=== Stated goal ===
Copy every line of the data below character for character, leaving nothing out and changing nothing.

┌────────

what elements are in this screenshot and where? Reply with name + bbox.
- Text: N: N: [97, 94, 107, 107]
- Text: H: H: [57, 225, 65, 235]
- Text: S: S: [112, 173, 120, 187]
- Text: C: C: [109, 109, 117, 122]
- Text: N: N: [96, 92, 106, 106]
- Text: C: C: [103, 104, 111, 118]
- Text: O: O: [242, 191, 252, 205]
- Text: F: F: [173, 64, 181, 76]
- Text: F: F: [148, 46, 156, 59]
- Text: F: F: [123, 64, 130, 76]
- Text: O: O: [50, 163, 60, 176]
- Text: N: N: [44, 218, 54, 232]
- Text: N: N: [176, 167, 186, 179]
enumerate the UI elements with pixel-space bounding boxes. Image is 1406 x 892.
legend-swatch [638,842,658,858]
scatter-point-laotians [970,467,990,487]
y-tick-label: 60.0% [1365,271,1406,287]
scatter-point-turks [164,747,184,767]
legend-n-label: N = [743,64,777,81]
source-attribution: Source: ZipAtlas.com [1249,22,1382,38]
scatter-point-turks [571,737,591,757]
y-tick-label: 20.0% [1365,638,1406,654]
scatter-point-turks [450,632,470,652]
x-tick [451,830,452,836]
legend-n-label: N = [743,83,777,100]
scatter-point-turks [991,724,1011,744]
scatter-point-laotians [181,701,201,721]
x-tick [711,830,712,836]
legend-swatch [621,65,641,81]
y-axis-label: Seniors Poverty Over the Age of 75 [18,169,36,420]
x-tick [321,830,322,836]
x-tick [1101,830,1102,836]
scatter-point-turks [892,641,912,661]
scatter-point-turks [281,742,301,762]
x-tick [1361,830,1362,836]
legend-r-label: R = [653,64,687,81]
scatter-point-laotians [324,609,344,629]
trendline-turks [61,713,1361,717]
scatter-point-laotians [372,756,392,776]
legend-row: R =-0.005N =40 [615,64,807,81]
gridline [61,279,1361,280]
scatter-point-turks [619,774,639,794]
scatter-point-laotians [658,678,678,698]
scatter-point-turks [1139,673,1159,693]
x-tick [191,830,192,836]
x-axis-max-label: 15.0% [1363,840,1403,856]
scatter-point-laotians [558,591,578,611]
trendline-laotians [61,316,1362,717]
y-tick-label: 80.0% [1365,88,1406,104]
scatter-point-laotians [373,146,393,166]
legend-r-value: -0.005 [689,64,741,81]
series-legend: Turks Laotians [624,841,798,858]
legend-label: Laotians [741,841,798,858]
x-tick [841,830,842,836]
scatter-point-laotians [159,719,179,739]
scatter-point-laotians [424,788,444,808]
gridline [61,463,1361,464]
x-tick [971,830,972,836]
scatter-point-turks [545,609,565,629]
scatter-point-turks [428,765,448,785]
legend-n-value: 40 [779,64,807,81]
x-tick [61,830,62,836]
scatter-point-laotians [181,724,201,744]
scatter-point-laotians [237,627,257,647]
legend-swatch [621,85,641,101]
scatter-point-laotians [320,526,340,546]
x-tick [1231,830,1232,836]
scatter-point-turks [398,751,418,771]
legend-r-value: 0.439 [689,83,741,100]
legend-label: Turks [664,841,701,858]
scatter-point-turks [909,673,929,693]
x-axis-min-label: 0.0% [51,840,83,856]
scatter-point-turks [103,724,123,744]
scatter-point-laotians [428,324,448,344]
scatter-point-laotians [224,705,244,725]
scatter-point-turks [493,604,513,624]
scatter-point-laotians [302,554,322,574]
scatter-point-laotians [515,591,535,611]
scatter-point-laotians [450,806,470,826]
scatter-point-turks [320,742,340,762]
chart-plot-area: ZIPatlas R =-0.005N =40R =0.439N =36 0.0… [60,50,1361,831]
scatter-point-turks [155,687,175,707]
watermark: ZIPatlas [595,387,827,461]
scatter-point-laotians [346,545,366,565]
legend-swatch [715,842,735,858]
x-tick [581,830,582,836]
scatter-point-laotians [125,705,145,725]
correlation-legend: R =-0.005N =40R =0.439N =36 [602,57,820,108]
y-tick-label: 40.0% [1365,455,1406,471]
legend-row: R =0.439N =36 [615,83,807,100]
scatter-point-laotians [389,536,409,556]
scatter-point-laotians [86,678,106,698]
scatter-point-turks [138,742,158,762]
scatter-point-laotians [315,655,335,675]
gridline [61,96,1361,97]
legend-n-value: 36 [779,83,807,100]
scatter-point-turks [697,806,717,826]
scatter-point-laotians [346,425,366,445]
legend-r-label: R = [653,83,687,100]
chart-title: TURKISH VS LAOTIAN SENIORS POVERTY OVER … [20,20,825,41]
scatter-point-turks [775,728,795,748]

└────────

=== Answer below ===
what elements are in this screenshot and where? Reply with name + bbox.
- Text: N: N: [97, 94, 107, 107]
- Text: H: H: [57, 225, 65, 235]
- Text: S: S: [112, 173, 120, 187]
- Text: C: C: [109, 109, 117, 122]
- Text: N: N: [96, 92, 106, 106]
- Text: C: C: [103, 104, 111, 118]
- Text: O: O: [242, 191, 252, 205]
- Text: F: F: [173, 64, 181, 76]
- Text: F: F: [148, 46, 156, 59]
- Text: F: F: [123, 64, 130, 76]
- Text: O: O: [50, 163, 60, 176]
- Text: N: N: [44, 218, 54, 232]
- Text: N: N: [176, 167, 186, 179]
enumerate the UI elements with pixel-space bounding boxes. Image is 1406 x 892.
legend-swatch [638,842,658,858]
scatter-point-laotians [970,467,990,487]
y-tick-label: 60.0% [1365,271,1406,287]
scatter-point-turks [164,747,184,767]
legend-n-label: N = [743,64,777,81]
source-attribution: Source: ZipAtlas.com [1249,22,1382,38]
scatter-point-turks [571,737,591,757]
y-tick-label: 20.0% [1365,638,1406,654]
scatter-point-turks [450,632,470,652]
x-tick [451,830,452,836]
legend-n-label: N = [743,83,777,100]
scatter-point-turks [991,724,1011,744]
scatter-point-laotians [181,701,201,721]
x-tick [711,830,712,836]
legend-swatch [621,65,641,81]
y-axis-label: Seniors Poverty Over the Age of 75 [18,169,36,420]
x-tick [321,830,322,836]
x-tick [1101,830,1102,836]
scatter-point-turks [892,641,912,661]
scatter-point-turks [281,742,301,762]
x-tick [1361,830,1362,836]
legend-r-label: R = [653,64,687,81]
scatter-point-laotians [324,609,344,629]
trendline-turks [61,713,1361,717]
scatter-point-laotians [372,756,392,776]
legend-row: R =-0.005N =40 [615,64,807,81]
gridline [61,279,1361,280]
scatter-point-turks [619,774,639,794]
scatter-point-laotians [658,678,678,698]
scatter-point-turks [1139,673,1159,693]
x-tick [191,830,192,836]
x-axis-max-label: 15.0% [1363,840,1403,856]
scatter-point-laotians [558,591,578,611]
trendline-laotians [61,316,1362,717]
y-tick-label: 80.0% [1365,88,1406,104]
scatter-point-laotians [373,146,393,166]
legend-r-value: -0.005 [689,64,741,81]
series-legend: Turks Laotians [624,841,798,858]
legend-label: Laotians [741,841,798,858]
x-tick [841,830,842,836]
scatter-point-laotians [159,719,179,739]
scatter-point-laotians [424,788,444,808]
gridline [61,463,1361,464]
x-tick [971,830,972,836]
scatter-point-turks [545,609,565,629]
scatter-point-turks [428,765,448,785]
legend-n-value: 40 [779,64,807,81]
x-tick [61,830,62,836]
scatter-point-laotians [181,724,201,744]
scatter-point-laotians [237,627,257,647]
legend-swatch [621,85,641,101]
scatter-point-laotians [320,526,340,546]
x-tick [1231,830,1232,836]
scatter-point-turks [398,751,418,771]
legend-r-value: 0.439 [689,83,741,100]
legend-label: Turks [664,841,701,858]
scatter-point-turks [909,673,929,693]
x-axis-min-label: 0.0% [51,840,83,856]
scatter-point-turks [103,724,123,744]
scatter-point-laotians [428,324,448,344]
scatter-point-laotians [224,705,244,725]
scatter-point-turks [493,604,513,624]
scatter-point-laotians [302,554,322,574]
scatter-point-laotians [515,591,535,611]
scatter-point-laotians [450,806,470,826]
scatter-point-turks [320,742,340,762]
chart-plot-area: ZIPatlas R =-0.005N =40R =0.439N =36 0.0… [60,50,1361,831]
scatter-point-turks [155,687,175,707]
watermark: ZIPatlas [595,387,827,461]
scatter-point-laotians [346,545,366,565]
legend-swatch [715,842,735,858]
x-tick [581,830,582,836]
scatter-point-laotians [125,705,145,725]
correlation-legend: R =-0.005N =40R =0.439N =36 [602,57,820,108]
y-tick-label: 40.0% [1365,455,1406,471]
legend-row: R =0.439N =36 [615,83,807,100]
scatter-point-laotians [389,536,409,556]
scatter-point-laotians [86,678,106,698]
scatter-point-turks [138,742,158,762]
scatter-point-laotians [315,655,335,675]
gridline [61,96,1361,97]
legend-n-value: 36 [779,83,807,100]
scatter-point-turks [697,806,717,826]
scatter-point-laotians [346,425,366,445]
legend-r-label: R = [653,83,687,100]
chart-title: TURKISH VS LAOTIAN SENIORS POVERTY OVER … [20,20,825,41]
scatter-point-turks [775,728,795,748]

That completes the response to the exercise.